■ **Set problem**: Skip the pictures and quote all of the lines exactly.

◇ ◇ ◇ ◇

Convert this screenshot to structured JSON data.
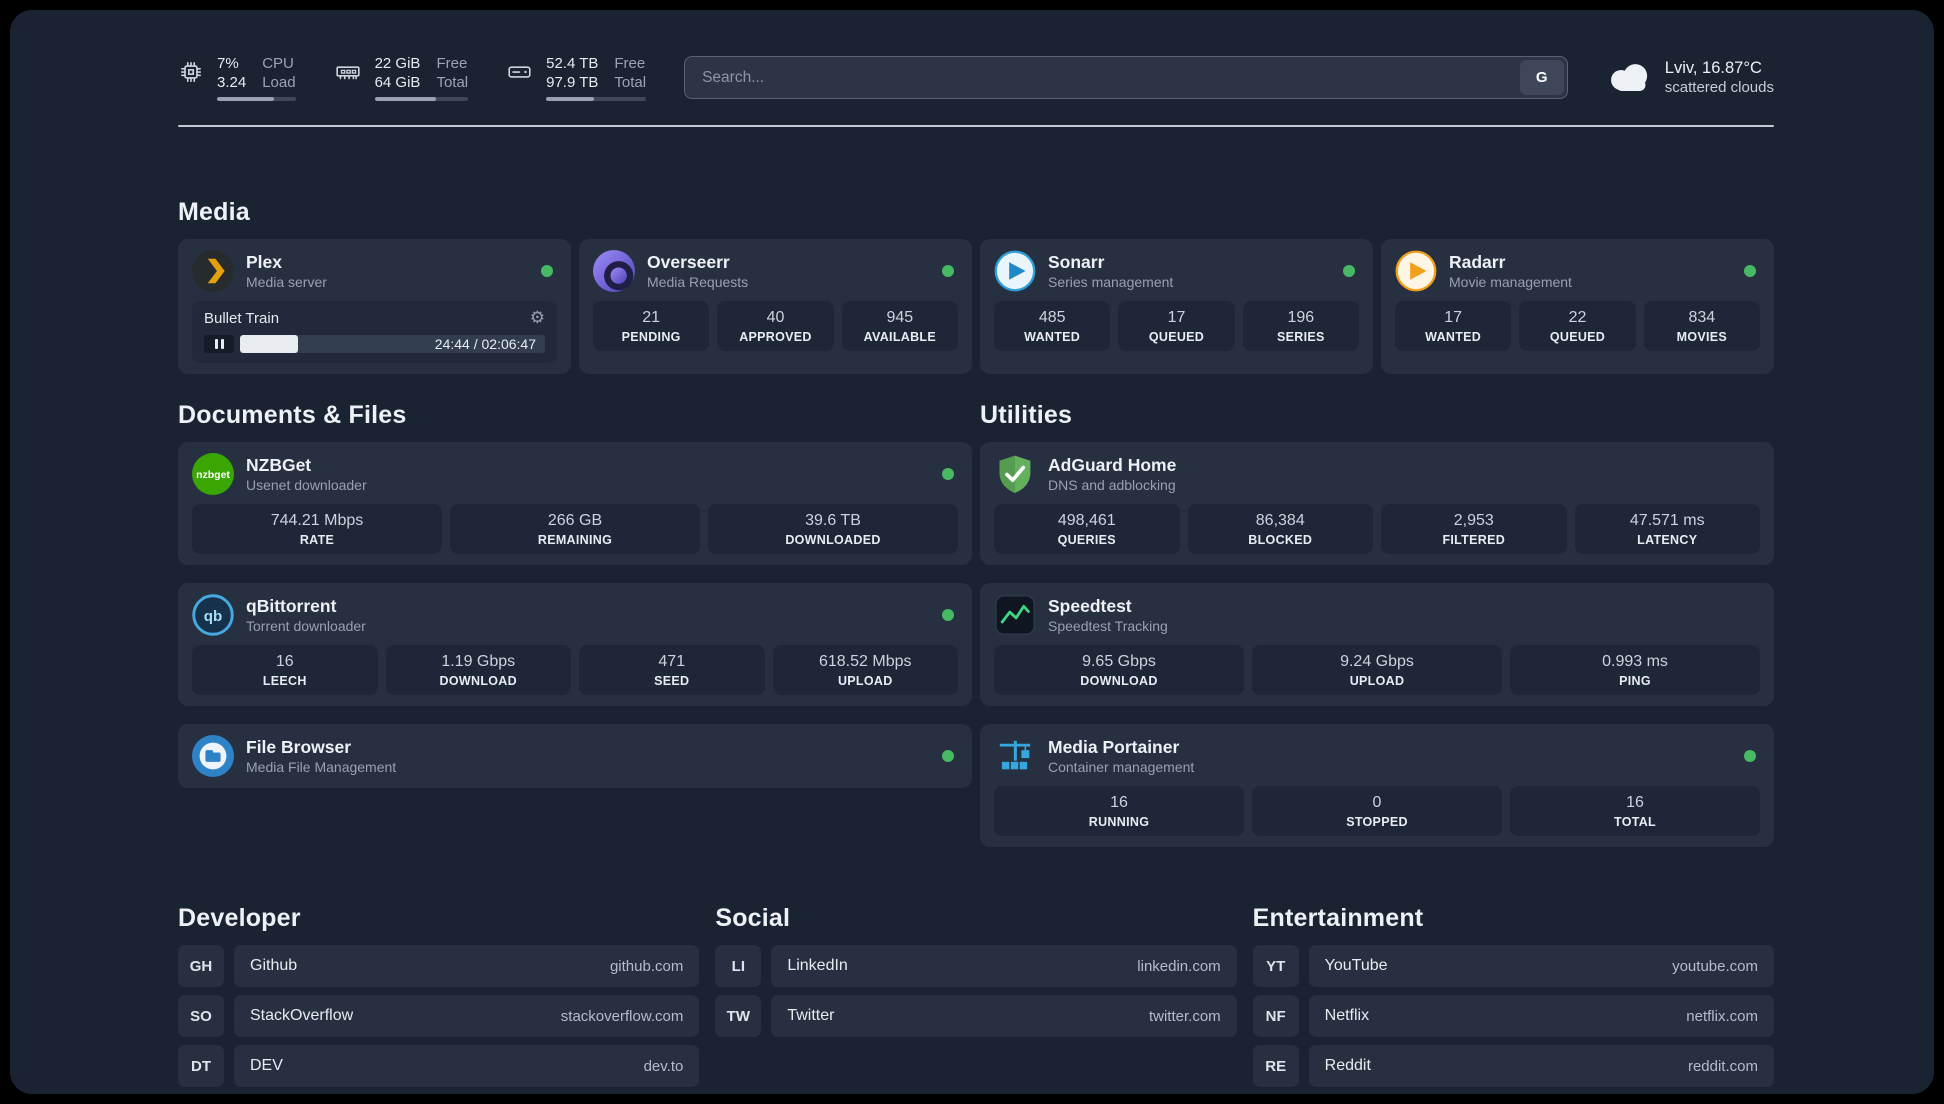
{
  "colors": {
    "status_green": "#47b863",
    "plex_orange": "#e5a00d",
    "adguard_green": "#63b15c",
    "speedtest_green": "#3fd684",
    "portainer_blue": "#35a6de",
    "nzbget_green": "#3aa604"
  },
  "topbar": {
    "cpu": {
      "value1": "7%",
      "value2": "3.24",
      "label1": "CPU",
      "label2": "Load",
      "progress": 72
    },
    "ram": {
      "value1": "22 GiB",
      "value2": "64 GiB",
      "label1": "Free",
      "label2": "Total",
      "progress": 66
    },
    "disk": {
      "value1": "52.4 TB",
      "value2": "97.9 TB",
      "label1": "Free",
      "label2": "Total",
      "progress": 48
    },
    "search": {
      "placeholder": "Search...",
      "button_label": "G"
    },
    "weather": {
      "location": "Lviv, 16.87°C",
      "condition": "scattered clouds"
    }
  },
  "media": {
    "title": "Media",
    "plex": {
      "app": "Plex",
      "subtitle": "Media server",
      "now_playing": "Bullet Train",
      "time": "24:44 / 02:06:47",
      "progress": 19
    },
    "overseerr": {
      "app": "Overseerr",
      "subtitle": "Media Requests",
      "stats": [
        {
          "value": "21",
          "label": "PENDING"
        },
        {
          "value": "40",
          "label": "APPROVED"
        },
        {
          "value": "945",
          "label": "AVAILABLE"
        }
      ]
    },
    "sonarr": {
      "app": "Sonarr",
      "subtitle": "Series management",
      "stats": [
        {
          "value": "485",
          "label": "WANTED"
        },
        {
          "value": "17",
          "label": "QUEUED"
        },
        {
          "value": "196",
          "label": "SERIES"
        }
      ]
    },
    "radarr": {
      "app": "Radarr",
      "subtitle": "Movie management",
      "stats": [
        {
          "value": "17",
          "label": "WANTED"
        },
        {
          "value": "22",
          "label": "QUEUED"
        },
        {
          "value": "834",
          "label": "MOVIES"
        }
      ]
    }
  },
  "documents": {
    "title": "Documents & Files",
    "nzbget": {
      "app": "NZBGet",
      "subtitle": "Usenet downloader",
      "stats": [
        {
          "value": "744.21 Mbps",
          "label": "RATE"
        },
        {
          "value": "266 GB",
          "label": "REMAINING"
        },
        {
          "value": "39.6 TB",
          "label": "DOWNLOADED"
        }
      ]
    },
    "qbittorrent": {
      "app": "qBittorrent",
      "subtitle": "Torrent downloader",
      "stats": [
        {
          "value": "16",
          "label": "LEECH"
        },
        {
          "value": "1.19 Gbps",
          "label": "DOWNLOAD"
        },
        {
          "value": "471",
          "label": "SEED"
        },
        {
          "value": "618.52 Mbps",
          "label": "UPLOAD"
        }
      ]
    },
    "filebrowser": {
      "app": "File Browser",
      "subtitle": "Media File Management"
    }
  },
  "utilities": {
    "title": "Utilities",
    "adguard": {
      "app": "AdGuard Home",
      "subtitle": "DNS and adblocking",
      "stats": [
        {
          "value": "498,461",
          "label": "QUERIES"
        },
        {
          "value": "86,384",
          "label": "BLOCKED"
        },
        {
          "value": "2,953",
          "label": "FILTERED"
        },
        {
          "value": "47.571 ms",
          "label": "LATENCY"
        }
      ]
    },
    "speedtest": {
      "app": "Speedtest",
      "subtitle": "Speedtest Tracking",
      "stats": [
        {
          "value": "9.65 Gbps",
          "label": "DOWNLOAD"
        },
        {
          "value": "9.24 Gbps",
          "label": "UPLOAD"
        },
        {
          "value": "0.993 ms",
          "label": "PING"
        }
      ]
    },
    "portainer": {
      "app": "Media Portainer",
      "subtitle": "Container management",
      "stats": [
        {
          "value": "16",
          "label": "RUNNING"
        },
        {
          "value": "0",
          "label": "STOPPED"
        },
        {
          "value": "16",
          "label": "TOTAL"
        }
      ]
    }
  },
  "bookmarks": {
    "developer": {
      "title": "Developer",
      "items": [
        {
          "abbr": "GH",
          "name": "Github",
          "domain": "github.com"
        },
        {
          "abbr": "SO",
          "name": "StackOverflow",
          "domain": "stackoverflow.com"
        },
        {
          "abbr": "DT",
          "name": "DEV",
          "domain": "dev.to"
        }
      ]
    },
    "social": {
      "title": "Social",
      "items": [
        {
          "abbr": "LI",
          "name": "LinkedIn",
          "domain": "linkedin.com"
        },
        {
          "abbr": "TW",
          "name": "Twitter",
          "domain": "twitter.com"
        }
      ]
    },
    "entertainment": {
      "title": "Entertainment",
      "items": [
        {
          "abbr": "YT",
          "name": "YouTube",
          "domain": "youtube.com"
        },
        {
          "abbr": "NF",
          "name": "Netflix",
          "domain": "netflix.com"
        },
        {
          "abbr": "RE",
          "name": "Reddit",
          "domain": "reddit.com"
        }
      ]
    }
  }
}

◇ ◇ ◇ ◇

■ **Expected answer**:
Convert this screenshot to structured JSON data.
{
  "colors": {
    "status_green": "#47b863",
    "plex_orange": "#e5a00d",
    "adguard_green": "#63b15c",
    "speedtest_green": "#3fd684",
    "portainer_blue": "#35a6de",
    "nzbget_green": "#3aa604"
  },
  "topbar": {
    "cpu": {
      "value1": "7%",
      "value2": "3.24",
      "label1": "CPU",
      "label2": "Load",
      "progress": 72
    },
    "ram": {
      "value1": "22 GiB",
      "value2": "64 GiB",
      "label1": "Free",
      "label2": "Total",
      "progress": 66
    },
    "disk": {
      "value1": "52.4 TB",
      "value2": "97.9 TB",
      "label1": "Free",
      "label2": "Total",
      "progress": 48
    },
    "search": {
      "placeholder": "Search...",
      "button_label": "G"
    },
    "weather": {
      "location": "Lviv, 16.87°C",
      "condition": "scattered clouds"
    }
  },
  "media": {
    "title": "Media",
    "plex": {
      "app": "Plex",
      "subtitle": "Media server",
      "now_playing": "Bullet Train",
      "time": "24:44 / 02:06:47",
      "progress": 19
    },
    "overseerr": {
      "app": "Overseerr",
      "subtitle": "Media Requests",
      "stats": [
        {
          "value": "21",
          "label": "PENDING"
        },
        {
          "value": "40",
          "label": "APPROVED"
        },
        {
          "value": "945",
          "label": "AVAILABLE"
        }
      ]
    },
    "sonarr": {
      "app": "Sonarr",
      "subtitle": "Series management",
      "stats": [
        {
          "value": "485",
          "label": "WANTED"
        },
        {
          "value": "17",
          "label": "QUEUED"
        },
        {
          "value": "196",
          "label": "SERIES"
        }
      ]
    },
    "radarr": {
      "app": "Radarr",
      "subtitle": "Movie management",
      "stats": [
        {
          "value": "17",
          "label": "WANTED"
        },
        {
          "value": "22",
          "label": "QUEUED"
        },
        {
          "value": "834",
          "label": "MOVIES"
        }
      ]
    }
  },
  "documents": {
    "title": "Documents & Files",
    "nzbget": {
      "app": "NZBGet",
      "subtitle": "Usenet downloader",
      "stats": [
        {
          "value": "744.21 Mbps",
          "label": "RATE"
        },
        {
          "value": "266 GB",
          "label": "REMAINING"
        },
        {
          "value": "39.6 TB",
          "label": "DOWNLOADED"
        }
      ]
    },
    "qbittorrent": {
      "app": "qBittorrent",
      "subtitle": "Torrent downloader",
      "stats": [
        {
          "value": "16",
          "label": "LEECH"
        },
        {
          "value": "1.19 Gbps",
          "label": "DOWNLOAD"
        },
        {
          "value": "471",
          "label": "SEED"
        },
        {
          "value": "618.52 Mbps",
          "label": "UPLOAD"
        }
      ]
    },
    "filebrowser": {
      "app": "File Browser",
      "subtitle": "Media File Management"
    }
  },
  "utilities": {
    "title": "Utilities",
    "adguard": {
      "app": "AdGuard Home",
      "subtitle": "DNS and adblocking",
      "stats": [
        {
          "value": "498,461",
          "label": "QUERIES"
        },
        {
          "value": "86,384",
          "label": "BLOCKED"
        },
        {
          "value": "2,953",
          "label": "FILTERED"
        },
        {
          "value": "47.571 ms",
          "label": "LATENCY"
        }
      ]
    },
    "speedtest": {
      "app": "Speedtest",
      "subtitle": "Speedtest Tracking",
      "stats": [
        {
          "value": "9.65 Gbps",
          "label": "DOWNLOAD"
        },
        {
          "value": "9.24 Gbps",
          "label": "UPLOAD"
        },
        {
          "value": "0.993 ms",
          "label": "PING"
        }
      ]
    },
    "portainer": {
      "app": "Media Portainer",
      "subtitle": "Container management",
      "stats": [
        {
          "value": "16",
          "label": "RUNNING"
        },
        {
          "value": "0",
          "label": "STOPPED"
        },
        {
          "value": "16",
          "label": "TOTAL"
        }
      ]
    }
  },
  "bookmarks": {
    "developer": {
      "title": "Developer",
      "items": [
        {
          "abbr": "GH",
          "name": "Github",
          "domain": "github.com"
        },
        {
          "abbr": "SO",
          "name": "StackOverflow",
          "domain": "stackoverflow.com"
        },
        {
          "abbr": "DT",
          "name": "DEV",
          "domain": "dev.to"
        }
      ]
    },
    "social": {
      "title": "Social",
      "items": [
        {
          "abbr": "LI",
          "name": "LinkedIn",
          "domain": "linkedin.com"
        },
        {
          "abbr": "TW",
          "name": "Twitter",
          "domain": "twitter.com"
        }
      ]
    },
    "entertainment": {
      "title": "Entertainment",
      "items": [
        {
          "abbr": "YT",
          "name": "YouTube",
          "domain": "youtube.com"
        },
        {
          "abbr": "NF",
          "name": "Netflix",
          "domain": "netflix.com"
        },
        {
          "abbr": "RE",
          "name": "Reddit",
          "domain": "reddit.com"
        }
      ]
    }
  }
}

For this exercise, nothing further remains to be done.